(Recorded data)
###

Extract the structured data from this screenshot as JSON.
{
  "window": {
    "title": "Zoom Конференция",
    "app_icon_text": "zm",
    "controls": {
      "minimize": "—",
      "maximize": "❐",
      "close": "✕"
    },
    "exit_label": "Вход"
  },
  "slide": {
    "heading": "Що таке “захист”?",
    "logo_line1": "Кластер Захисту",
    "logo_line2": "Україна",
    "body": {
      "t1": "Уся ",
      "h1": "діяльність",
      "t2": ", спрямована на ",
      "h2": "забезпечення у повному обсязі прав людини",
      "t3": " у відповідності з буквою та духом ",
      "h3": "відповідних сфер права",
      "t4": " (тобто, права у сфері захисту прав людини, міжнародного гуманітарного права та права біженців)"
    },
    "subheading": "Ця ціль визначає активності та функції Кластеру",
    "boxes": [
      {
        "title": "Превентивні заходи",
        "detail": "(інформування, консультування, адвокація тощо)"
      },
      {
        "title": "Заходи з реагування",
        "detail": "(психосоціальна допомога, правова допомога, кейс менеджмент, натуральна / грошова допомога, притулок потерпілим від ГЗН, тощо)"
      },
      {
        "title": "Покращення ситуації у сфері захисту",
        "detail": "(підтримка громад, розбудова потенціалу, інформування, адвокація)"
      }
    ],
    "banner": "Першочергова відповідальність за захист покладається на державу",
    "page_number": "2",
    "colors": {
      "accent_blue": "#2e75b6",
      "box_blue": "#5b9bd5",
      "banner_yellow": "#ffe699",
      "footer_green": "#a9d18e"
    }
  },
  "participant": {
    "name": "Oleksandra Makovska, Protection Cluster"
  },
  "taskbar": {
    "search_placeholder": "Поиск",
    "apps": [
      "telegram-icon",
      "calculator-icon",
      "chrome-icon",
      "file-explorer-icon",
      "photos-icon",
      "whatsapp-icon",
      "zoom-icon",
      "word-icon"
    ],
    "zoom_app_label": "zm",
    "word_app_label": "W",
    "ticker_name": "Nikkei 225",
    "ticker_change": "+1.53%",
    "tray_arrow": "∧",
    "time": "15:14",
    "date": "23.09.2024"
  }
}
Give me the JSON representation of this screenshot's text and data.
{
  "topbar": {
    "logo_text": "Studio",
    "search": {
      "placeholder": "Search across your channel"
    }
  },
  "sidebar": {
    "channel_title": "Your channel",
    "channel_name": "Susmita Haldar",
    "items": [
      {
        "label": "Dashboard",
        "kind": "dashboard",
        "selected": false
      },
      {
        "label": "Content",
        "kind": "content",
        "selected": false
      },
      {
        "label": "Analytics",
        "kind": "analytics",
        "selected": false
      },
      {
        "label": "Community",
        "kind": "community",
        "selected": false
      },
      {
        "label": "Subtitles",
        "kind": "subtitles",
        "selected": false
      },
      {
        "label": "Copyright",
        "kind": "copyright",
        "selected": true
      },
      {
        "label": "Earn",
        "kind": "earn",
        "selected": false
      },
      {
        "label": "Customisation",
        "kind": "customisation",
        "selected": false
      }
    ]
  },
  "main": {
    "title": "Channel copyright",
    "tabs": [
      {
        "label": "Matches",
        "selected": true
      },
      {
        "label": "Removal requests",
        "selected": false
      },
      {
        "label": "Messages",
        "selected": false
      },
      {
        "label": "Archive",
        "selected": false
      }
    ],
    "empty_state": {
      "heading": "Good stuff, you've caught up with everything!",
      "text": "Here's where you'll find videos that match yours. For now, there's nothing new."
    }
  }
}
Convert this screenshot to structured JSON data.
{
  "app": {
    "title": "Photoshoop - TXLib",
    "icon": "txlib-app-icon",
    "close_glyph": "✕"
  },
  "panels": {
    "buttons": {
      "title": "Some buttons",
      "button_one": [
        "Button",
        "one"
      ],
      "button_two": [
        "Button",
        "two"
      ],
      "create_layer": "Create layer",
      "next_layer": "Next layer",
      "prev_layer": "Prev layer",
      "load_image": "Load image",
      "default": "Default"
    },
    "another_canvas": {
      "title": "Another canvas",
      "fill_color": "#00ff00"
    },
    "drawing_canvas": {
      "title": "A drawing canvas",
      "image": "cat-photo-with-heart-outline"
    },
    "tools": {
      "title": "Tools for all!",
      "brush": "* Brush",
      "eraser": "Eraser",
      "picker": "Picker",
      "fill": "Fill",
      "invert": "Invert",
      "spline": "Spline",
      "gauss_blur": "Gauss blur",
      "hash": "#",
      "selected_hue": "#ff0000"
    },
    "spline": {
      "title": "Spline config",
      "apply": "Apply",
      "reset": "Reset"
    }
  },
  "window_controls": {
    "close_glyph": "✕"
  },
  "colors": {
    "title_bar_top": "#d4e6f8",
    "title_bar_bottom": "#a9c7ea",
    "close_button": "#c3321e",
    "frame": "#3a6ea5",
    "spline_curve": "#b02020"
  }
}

###

# [What is needed]
Find each line holding "права". Copy it out.

# [Result]
      "h3": "відповідних сфер права",
      "t4": " (тобто, права у сфері захисту прав людини, міжнародного гуманітарного права та права біженців)"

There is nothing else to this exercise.